Directions for this task –
Reproduce every entry that follows word for word, but omit the images.

··· Raw records ···

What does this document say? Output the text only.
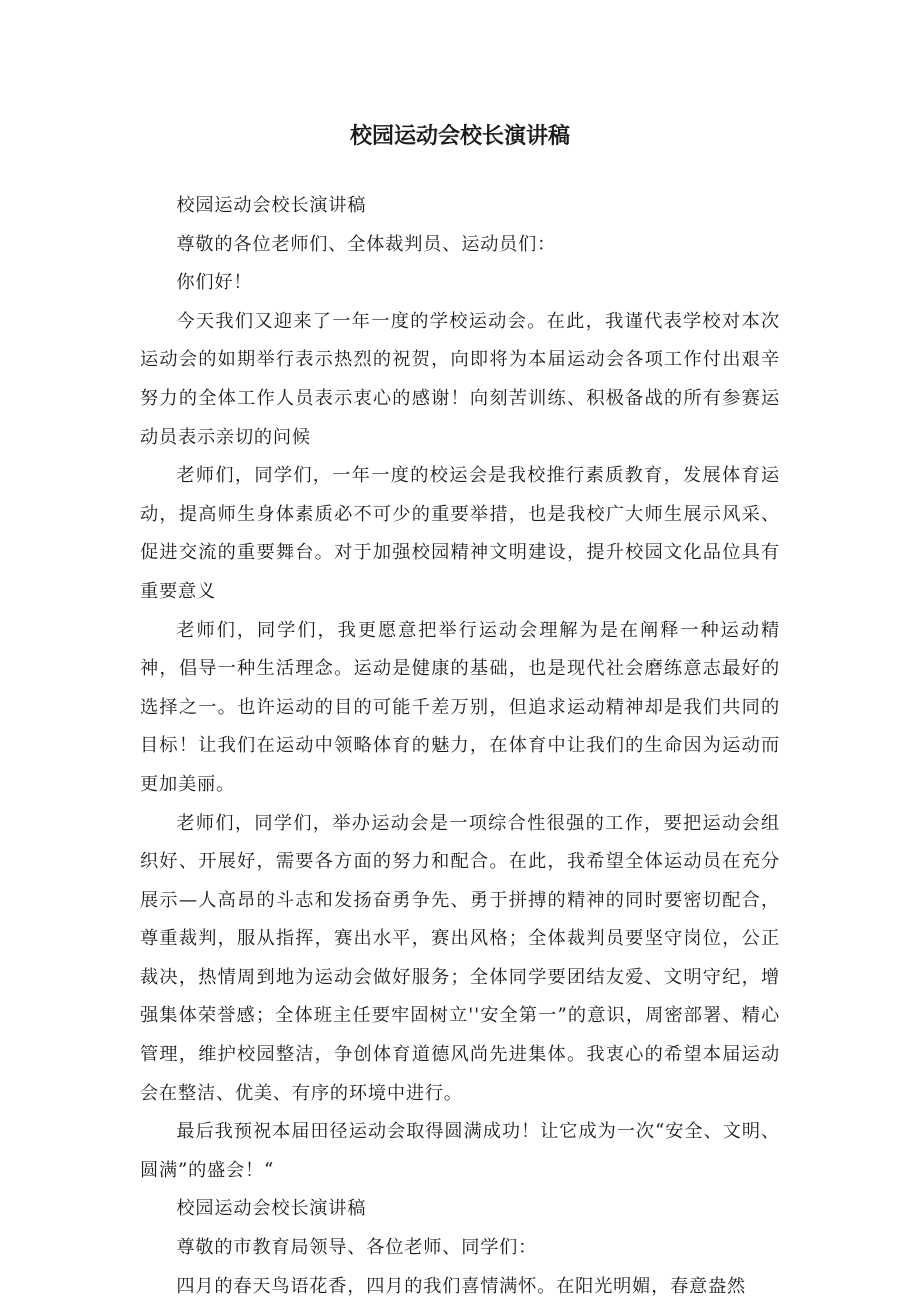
校园运动会校长演讲稿

校园运动会校长演讲稿

尊敬的各位老师们、全体裁判员、运动员们：

你们好！

今天我们又迎来了一年一度的学校运动会。在此，我谨代表学校对本次运动会的如期举行表示热烈的祝贺，向即将为本届运动会各项工作付出艰辛努力的全体工作人员表示衷心的感谢！向刻苦训练、积极备战的所有参赛运动员表示亲切的问候

老师们，同学们，一年一度的校运会是我校推行素质教育，发展体育运动，提高师生身体素质必不可少的重要举措，也是我校广大师生展示风采、促进交流的重要舞台。对于加强校园精神文明建设，提升校园文化品位具有重要意义

老师们，同学们，我更愿意把举行运动会理解为是在阐释一种运动精神，倡导一种生活理念。运动是健康的基础，也是现代社会磨练意志最好的选择之一。也许运动的目的可能千差万别，但追求运动精神却是我们共同的目标！让我们在运动中领略体育的魅力，在体育中让我们的生命因为运动而更加美丽。

老师们，同学们，举办运动会是一项综合性很强的工作，要把运动会组织好、开展好，需要各方面的努力和配合。在此，我希望全体运动员在充分展示—人高昂的斗志和发扬奋勇争先、勇于拼搏的精神的同时要密切配合，尊重裁判，服从指挥，赛出水平，赛出风格；全体裁判员要坚守岗位，公正裁决，热情周到地为运动会做好服务；全体同学要团结友爱、文明守纪，增强集体荣誉感；全体班主任要牢固树立''安全第一”的意识，周密部署、精心管理，维护校园整洁，争创体育道德风尚先进集体。我衷心的希望本届运动会在整洁、优美、有序的环境中进行。

最后我预祝本届田径运动会取得圆满成功！让它成为一次“安全、文明、圆满”的盛会！“

校园运动会校长演讲稿

尊敬的市教育局领导、各位老师、同学们：

四月的春天鸟语花香，四月的我们喜情满怀。在阳光明媚，春意盎然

···

Response to the exercise –
What does this document say? Output the text only.
校园运动会校长演讲稿

校园运动会校长演讲稿

尊敬的各位老师们、全体裁判员、运动员们：

你们好！

今天我们又迎来了一年一度的学校运动会。在此，我谨代表学校对本次运动会的如期举行表示热烈的祝贺，向即将为本届运动会各项工作付出艰辛努力的全体工作人员表示衷心的感谢！向刻苦训练、积极备战的所有参赛运动员表示亲切的问候

老师们，同学们，一年一度的校运会是我校推行素质教育，发展体育运动，提高师生身体素质必不可少的重要举措，也是我校广大师生展示风采、促进交流的重要舞台。对于加强校园精神文明建设，提升校园文化品位具有重要意义

老师们，同学们，我更愿意把举行运动会理解为是在阐释一种运动精神，倡导一种生活理念。运动是健康的基础，也是现代社会磨练意志最好的选择之一。也许运动的目的可能千差万别，但追求运动精神却是我们共同的目标！让我们在运动中领略体育的魅力，在体育中让我们的生命因为运动而更加美丽。

老师们，同学们，举办运动会是一项综合性很强的工作，要把运动会组织好、开展好，需要各方面的努力和配合。在此，我希望全体运动员在充分展示—人高昂的斗志和发扬奋勇争先、勇于拼搏的精神的同时要密切配合，尊重裁判，服从指挥，赛出水平，赛出风格；全体裁判员要坚守岗位，公正裁决，热情周到地为运动会做好服务；全体同学要团结友爱、文明守纪，增强集体荣誉感；全体班主任要牢固树立''安全第一”的意识，周密部署、精心管理，维护校园整洁，争创体育道德风尚先进集体。我衷心的希望本届运动会在整洁、优美、有序的环境中进行。

最后我预祝本届田径运动会取得圆满成功！让它成为一次“安全、文明、圆满”的盛会！“

校园运动会校长演讲稿

尊敬的市教育局领导、各位老师、同学们：

四月的春天鸟语花香，四月的我们喜情满怀。在阳光明媚，春意盎然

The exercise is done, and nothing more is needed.